Report each line of the entries below that has the word "name" in it.

(Figure record listings)
===
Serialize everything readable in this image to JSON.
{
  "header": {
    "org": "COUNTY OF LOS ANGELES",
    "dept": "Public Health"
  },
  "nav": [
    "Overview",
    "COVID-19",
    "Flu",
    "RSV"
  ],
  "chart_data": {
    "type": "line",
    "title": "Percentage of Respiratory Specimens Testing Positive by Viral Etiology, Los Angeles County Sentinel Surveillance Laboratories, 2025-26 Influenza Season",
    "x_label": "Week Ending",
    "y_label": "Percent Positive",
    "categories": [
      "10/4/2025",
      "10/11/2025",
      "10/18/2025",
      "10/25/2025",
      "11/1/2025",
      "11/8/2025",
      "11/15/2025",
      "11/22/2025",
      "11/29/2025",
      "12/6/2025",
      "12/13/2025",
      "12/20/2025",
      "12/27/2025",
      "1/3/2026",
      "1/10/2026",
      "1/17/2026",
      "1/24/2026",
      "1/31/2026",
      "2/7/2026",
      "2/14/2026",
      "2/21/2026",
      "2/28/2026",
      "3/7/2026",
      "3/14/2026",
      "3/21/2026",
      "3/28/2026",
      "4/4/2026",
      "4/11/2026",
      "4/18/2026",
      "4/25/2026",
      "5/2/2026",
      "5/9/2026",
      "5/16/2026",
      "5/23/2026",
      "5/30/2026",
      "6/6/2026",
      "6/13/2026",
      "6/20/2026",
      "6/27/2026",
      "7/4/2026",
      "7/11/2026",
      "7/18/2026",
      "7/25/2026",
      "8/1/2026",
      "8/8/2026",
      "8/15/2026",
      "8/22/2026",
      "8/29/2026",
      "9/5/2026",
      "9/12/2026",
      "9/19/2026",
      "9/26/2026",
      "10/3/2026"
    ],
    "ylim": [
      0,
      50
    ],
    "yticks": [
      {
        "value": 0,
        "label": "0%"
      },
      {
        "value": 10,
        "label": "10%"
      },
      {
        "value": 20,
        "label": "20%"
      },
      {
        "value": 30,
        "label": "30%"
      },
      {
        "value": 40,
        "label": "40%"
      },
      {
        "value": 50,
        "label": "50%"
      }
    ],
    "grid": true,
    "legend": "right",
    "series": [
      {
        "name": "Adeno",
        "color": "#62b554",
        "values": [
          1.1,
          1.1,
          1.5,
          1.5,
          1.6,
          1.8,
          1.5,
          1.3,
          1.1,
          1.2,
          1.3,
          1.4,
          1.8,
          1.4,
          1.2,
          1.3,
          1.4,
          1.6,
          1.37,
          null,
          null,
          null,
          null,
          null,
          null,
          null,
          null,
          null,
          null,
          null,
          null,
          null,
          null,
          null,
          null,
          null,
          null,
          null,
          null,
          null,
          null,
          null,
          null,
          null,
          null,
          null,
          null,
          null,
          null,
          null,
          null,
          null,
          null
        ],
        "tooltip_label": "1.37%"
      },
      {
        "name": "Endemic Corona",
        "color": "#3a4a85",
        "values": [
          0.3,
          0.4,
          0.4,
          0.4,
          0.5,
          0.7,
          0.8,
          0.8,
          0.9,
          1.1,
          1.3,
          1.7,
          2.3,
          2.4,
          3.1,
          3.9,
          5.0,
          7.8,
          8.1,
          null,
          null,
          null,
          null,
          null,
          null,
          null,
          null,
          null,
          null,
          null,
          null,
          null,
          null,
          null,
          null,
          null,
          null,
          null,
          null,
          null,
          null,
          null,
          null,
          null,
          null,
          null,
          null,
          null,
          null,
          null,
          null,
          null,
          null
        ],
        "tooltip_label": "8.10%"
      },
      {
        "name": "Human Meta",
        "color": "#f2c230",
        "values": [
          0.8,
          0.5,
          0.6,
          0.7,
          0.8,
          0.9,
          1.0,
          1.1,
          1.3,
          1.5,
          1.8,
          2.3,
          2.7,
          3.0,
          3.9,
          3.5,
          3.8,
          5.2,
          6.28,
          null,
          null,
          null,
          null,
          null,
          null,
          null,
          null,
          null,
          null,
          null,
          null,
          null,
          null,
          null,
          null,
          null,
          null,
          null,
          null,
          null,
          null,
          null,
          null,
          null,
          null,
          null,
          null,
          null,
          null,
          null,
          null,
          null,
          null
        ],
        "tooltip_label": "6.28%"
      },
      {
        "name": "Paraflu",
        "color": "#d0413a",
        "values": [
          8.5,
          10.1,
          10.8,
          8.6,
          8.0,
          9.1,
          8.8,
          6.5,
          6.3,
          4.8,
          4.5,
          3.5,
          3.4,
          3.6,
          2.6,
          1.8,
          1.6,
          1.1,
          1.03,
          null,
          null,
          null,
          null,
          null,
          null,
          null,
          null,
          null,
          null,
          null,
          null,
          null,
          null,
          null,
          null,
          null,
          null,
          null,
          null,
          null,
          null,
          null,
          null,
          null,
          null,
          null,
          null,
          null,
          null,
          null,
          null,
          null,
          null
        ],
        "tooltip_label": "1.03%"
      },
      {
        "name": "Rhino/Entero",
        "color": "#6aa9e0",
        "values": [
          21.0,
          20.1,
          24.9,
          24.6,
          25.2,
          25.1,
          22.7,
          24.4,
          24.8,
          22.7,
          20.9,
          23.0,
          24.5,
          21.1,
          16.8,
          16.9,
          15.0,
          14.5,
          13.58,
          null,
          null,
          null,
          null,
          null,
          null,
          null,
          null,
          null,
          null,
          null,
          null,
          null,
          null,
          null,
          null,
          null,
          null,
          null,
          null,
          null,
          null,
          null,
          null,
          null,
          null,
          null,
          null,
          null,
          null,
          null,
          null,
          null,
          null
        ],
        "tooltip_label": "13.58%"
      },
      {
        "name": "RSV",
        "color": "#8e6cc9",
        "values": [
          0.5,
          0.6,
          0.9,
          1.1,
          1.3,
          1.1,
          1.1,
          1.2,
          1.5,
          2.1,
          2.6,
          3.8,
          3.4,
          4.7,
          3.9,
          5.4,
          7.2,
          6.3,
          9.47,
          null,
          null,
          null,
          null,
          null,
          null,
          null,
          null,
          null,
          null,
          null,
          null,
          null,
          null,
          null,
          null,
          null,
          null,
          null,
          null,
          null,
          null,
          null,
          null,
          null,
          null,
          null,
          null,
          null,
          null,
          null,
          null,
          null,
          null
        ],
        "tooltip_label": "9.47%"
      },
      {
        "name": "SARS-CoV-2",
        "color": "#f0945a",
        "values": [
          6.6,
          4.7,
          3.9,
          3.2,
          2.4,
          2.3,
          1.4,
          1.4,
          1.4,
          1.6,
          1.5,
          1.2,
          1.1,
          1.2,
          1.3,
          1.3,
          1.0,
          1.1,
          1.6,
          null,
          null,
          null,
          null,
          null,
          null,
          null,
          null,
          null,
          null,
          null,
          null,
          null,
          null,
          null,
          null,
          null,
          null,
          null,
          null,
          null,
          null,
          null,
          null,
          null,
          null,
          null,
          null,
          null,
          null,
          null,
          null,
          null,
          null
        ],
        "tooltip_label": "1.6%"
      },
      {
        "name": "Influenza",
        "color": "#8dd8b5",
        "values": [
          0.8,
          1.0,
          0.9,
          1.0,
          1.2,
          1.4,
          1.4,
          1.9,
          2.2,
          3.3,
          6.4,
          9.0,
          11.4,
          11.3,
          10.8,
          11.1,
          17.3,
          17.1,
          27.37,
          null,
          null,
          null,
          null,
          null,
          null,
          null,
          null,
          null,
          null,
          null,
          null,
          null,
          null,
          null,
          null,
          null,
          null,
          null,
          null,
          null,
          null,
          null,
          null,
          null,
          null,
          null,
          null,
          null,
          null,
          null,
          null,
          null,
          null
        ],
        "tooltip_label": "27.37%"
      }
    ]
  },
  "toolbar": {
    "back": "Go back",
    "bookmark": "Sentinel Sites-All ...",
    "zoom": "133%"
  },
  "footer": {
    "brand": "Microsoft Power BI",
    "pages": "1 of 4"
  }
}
===
[FINAL ANSWER]
        "name": "Adeno",
        "name": "Endemic Corona",
        "name": "Human Meta",
        "name": "Paraflu",
        "name": "Rhino/Entero",
        "name": "RSV",
        "name": "SARS-CoV-2",
        "name": "Influenza",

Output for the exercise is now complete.